Write out all the entries word for word and omit any pictures.
PROVIDED RECORDS start
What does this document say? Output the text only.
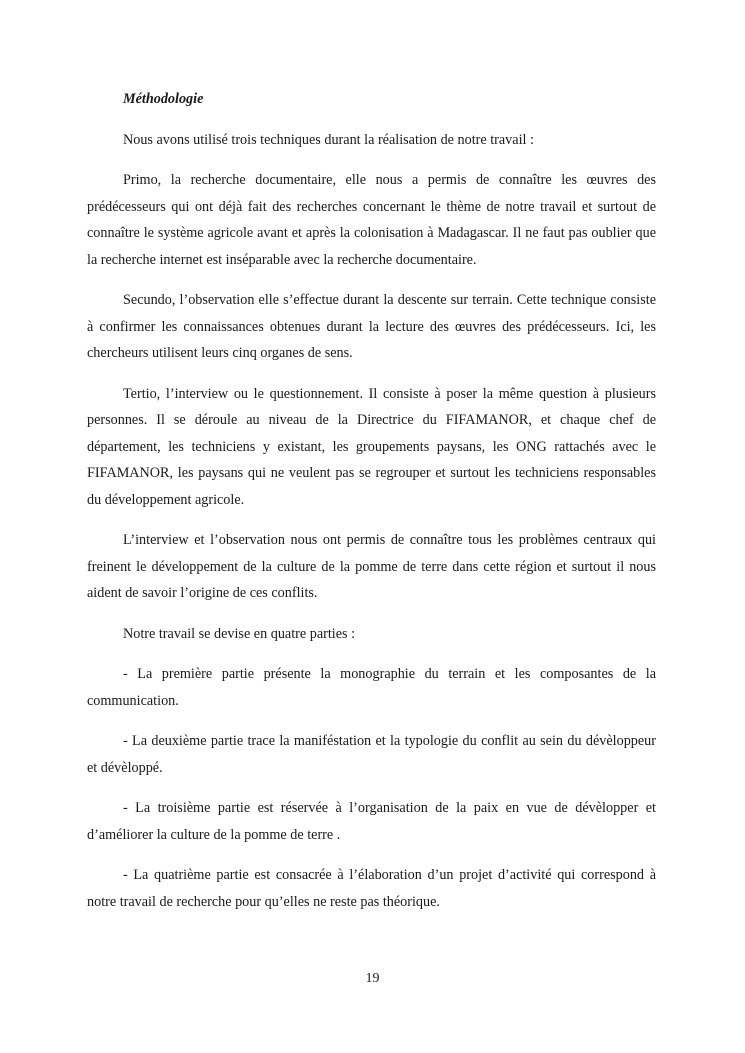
Méthodologie

Nous avons utilisé trois techniques durant la réalisation de notre travail :

Primo, la recherche documentaire, elle nous a permis de connaître les œuvres des prédécesseurs qui ont déjà fait des recherches concernant le thème de notre travail et surtout de connaître le système agricole avant et après la colonisation à Madagascar. Il ne faut pas oublier que la recherche internet est inséparable avec la recherche documentaire.

Secundo, l’observation elle s’effectue durant la descente sur terrain. Cette technique consiste à confirmer les connaissances obtenues durant la lecture des œuvres des prédécesseurs. Ici, les chercheurs utilisent leurs cinq organes de sens.

Tertio, l’interview ou le questionnement. Il consiste à poser la même question à plusieurs personnes. Il se déroule au niveau de la Directrice du FIFAMANOR, et chaque chef de département, les techniciens y existant, les groupements paysans, les ONG rattachés avec le FIFAMANOR, les paysans qui ne veulent pas se regrouper et surtout les techniciens responsables du développement agricole.

L’interview et l’observation nous ont permis de connaître tous les problèmes centraux qui freinent le développement de la culture de la pomme de terre dans cette région et surtout il nous aident de savoir l’origine de ces conflits.

Notre travail se devise en quatre parties :

- La première partie présente la monographie du terrain et les composantes de la communication.

- La deuxième partie trace la maniféstation et la typologie du conflit au sein du dévèloppeur et dévèloppé.

- La troisième partie est réservée à l’organisation de la paix en vue de dévèlopper et d’améliorer la culture de la pomme de terre .

- La quatrième partie est consacrée à l’élaboration d’un projet d’activité qui correspond à notre travail de recherche pour qu’elles ne reste pas théorique.

19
PROVIDED RECORDS end
▸ **SOLVED PROBLEM**:
What does this document say? Output the text only.
Méthodologie

Nous avons utilisé trois techniques durant la réalisation de notre travail :

Primo, la recherche documentaire, elle nous a permis de connaître les œuvres des prédécesseurs qui ont déjà fait des recherches concernant le thème de notre travail et surtout de connaître le système agricole avant et après la colonisation à Madagascar. Il ne faut pas oublier que la recherche internet est inséparable avec la recherche documentaire.

Secundo, l’observation elle s’effectue durant la descente sur terrain. Cette technique consiste à confirmer les connaissances obtenues durant la lecture des œuvres des prédécesseurs. Ici, les chercheurs utilisent leurs cinq organes de sens.

Tertio, l’interview ou le questionnement. Il consiste à poser la même question à plusieurs personnes. Il se déroule au niveau de la Directrice du FIFAMANOR, et chaque chef de département, les techniciens y existant, les groupements paysans, les ONG rattachés avec le FIFAMANOR, les paysans qui ne veulent pas se regrouper et surtout les techniciens responsables du développement agricole.

L’interview et l’observation nous ont permis de connaître tous les problèmes centraux qui freinent le développement de la culture de la pomme de terre dans cette région et surtout il nous aident de savoir l’origine de ces conflits.

Notre travail se devise en quatre parties :

- La première partie présente la monographie du terrain et les composantes de la communication.

- La deuxième partie trace la maniféstation et la typologie du conflit au sein du dévèloppeur et dévèloppé.

- La troisième partie est réservée à l’organisation de la paix en vue de dévèlopper et d’améliorer la culture de la pomme de terre .

- La quatrième partie est consacrée à l’élaboration d’un projet d’activité qui correspond à notre travail de recherche pour qu’elles ne reste pas théorique.

19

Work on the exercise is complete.